[Saved entries]
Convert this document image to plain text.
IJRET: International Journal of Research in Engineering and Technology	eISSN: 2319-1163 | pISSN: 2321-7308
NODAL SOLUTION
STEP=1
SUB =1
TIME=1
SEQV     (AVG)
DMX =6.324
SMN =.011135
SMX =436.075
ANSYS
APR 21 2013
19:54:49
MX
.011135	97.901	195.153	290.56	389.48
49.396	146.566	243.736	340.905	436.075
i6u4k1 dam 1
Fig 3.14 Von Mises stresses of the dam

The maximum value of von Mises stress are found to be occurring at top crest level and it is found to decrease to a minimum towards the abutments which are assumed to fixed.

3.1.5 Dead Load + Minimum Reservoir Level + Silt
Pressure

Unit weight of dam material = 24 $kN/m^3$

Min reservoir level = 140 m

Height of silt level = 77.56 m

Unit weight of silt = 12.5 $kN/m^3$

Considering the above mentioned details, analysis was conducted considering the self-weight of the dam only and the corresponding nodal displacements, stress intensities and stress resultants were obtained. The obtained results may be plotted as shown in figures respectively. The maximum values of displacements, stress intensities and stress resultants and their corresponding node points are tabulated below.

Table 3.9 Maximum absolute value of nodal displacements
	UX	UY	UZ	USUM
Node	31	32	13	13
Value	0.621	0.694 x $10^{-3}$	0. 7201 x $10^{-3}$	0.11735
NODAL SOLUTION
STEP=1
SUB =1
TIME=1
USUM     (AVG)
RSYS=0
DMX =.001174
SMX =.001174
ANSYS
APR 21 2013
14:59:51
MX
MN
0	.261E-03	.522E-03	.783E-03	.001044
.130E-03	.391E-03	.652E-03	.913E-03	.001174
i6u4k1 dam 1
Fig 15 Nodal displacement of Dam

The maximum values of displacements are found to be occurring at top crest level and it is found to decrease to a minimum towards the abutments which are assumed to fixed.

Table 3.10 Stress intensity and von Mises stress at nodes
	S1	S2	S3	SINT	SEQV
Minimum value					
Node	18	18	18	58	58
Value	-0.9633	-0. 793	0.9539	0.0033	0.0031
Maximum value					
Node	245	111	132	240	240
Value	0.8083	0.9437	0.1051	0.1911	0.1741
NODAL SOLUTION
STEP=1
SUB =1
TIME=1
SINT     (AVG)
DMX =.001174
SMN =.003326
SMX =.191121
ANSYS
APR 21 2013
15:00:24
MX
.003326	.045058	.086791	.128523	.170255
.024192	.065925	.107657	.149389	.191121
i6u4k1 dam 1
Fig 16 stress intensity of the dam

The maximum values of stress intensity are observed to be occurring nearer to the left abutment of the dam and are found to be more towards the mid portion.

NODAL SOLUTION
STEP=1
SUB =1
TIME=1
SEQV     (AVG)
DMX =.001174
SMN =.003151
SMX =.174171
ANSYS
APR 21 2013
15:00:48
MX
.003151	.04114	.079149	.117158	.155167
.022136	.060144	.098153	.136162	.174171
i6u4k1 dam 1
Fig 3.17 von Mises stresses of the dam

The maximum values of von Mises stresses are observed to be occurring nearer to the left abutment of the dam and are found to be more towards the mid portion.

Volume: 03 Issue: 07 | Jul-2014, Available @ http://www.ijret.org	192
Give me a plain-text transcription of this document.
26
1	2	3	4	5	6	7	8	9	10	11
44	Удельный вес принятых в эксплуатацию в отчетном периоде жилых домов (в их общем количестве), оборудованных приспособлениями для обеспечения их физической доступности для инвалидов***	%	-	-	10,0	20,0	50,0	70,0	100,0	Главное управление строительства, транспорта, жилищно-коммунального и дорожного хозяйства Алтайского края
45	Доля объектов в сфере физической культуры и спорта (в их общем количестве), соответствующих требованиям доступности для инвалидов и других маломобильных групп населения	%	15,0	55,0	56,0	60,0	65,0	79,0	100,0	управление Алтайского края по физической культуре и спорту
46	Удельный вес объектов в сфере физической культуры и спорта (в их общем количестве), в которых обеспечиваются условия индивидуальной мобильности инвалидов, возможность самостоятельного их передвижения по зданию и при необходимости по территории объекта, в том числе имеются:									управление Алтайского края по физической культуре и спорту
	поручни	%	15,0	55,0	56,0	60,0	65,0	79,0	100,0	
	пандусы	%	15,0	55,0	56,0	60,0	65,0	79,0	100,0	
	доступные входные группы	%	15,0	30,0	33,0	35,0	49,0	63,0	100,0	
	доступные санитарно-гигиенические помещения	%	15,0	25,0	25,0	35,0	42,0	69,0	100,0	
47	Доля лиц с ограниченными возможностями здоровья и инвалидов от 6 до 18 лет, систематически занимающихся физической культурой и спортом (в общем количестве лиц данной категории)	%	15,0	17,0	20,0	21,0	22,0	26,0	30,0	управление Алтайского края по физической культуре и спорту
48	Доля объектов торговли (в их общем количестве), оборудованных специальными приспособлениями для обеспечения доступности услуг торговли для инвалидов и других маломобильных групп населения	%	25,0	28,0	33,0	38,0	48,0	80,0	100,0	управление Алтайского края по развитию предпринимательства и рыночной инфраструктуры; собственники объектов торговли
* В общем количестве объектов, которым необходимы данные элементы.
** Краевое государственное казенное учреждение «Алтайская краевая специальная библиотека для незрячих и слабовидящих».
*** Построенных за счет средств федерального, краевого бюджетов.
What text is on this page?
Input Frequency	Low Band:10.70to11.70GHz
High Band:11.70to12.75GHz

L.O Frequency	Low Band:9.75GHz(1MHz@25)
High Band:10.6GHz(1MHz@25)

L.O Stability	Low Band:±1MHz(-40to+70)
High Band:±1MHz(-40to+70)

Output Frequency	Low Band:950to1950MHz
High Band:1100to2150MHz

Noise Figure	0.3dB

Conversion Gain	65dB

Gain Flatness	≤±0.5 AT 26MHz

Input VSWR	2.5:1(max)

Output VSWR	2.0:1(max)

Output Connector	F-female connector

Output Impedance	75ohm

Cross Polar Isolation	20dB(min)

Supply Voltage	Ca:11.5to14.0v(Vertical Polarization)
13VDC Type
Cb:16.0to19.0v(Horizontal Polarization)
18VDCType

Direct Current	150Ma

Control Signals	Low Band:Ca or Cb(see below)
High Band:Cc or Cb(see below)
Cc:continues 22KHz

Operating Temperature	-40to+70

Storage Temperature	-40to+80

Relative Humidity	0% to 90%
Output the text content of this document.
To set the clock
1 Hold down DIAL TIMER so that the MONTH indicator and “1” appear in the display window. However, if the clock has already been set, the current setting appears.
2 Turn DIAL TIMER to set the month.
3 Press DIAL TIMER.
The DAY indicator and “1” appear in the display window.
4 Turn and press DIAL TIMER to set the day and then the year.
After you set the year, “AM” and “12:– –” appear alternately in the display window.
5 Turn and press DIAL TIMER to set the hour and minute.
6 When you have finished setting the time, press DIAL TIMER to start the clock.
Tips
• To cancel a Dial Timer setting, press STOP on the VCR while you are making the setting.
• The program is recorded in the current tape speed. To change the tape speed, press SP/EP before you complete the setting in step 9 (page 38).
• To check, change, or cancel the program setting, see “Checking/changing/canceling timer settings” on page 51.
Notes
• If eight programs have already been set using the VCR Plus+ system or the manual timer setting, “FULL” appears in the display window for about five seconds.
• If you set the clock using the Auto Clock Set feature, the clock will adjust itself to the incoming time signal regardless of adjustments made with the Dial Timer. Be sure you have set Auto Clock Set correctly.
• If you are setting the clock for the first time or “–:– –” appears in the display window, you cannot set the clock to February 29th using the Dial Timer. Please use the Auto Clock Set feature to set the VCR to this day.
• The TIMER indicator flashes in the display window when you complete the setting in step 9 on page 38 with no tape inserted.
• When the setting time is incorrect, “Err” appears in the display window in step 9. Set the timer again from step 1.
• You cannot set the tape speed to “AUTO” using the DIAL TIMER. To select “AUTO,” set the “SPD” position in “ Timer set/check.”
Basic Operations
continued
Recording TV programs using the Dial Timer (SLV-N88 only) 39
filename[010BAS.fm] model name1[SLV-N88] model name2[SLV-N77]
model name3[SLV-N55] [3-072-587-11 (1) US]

[Task prompt] Locate all lines holding the word "portion", then copy them out.

[Solution to the exercise]
The maximum values of stress intensity are observed to be occurring nearer to the left abutment of the dam and are found to be more towards the mid portion.
The maximum values of von Mises stresses are observed to be occurring nearer to the left abutment of the dam and are found to be more towards the mid portion.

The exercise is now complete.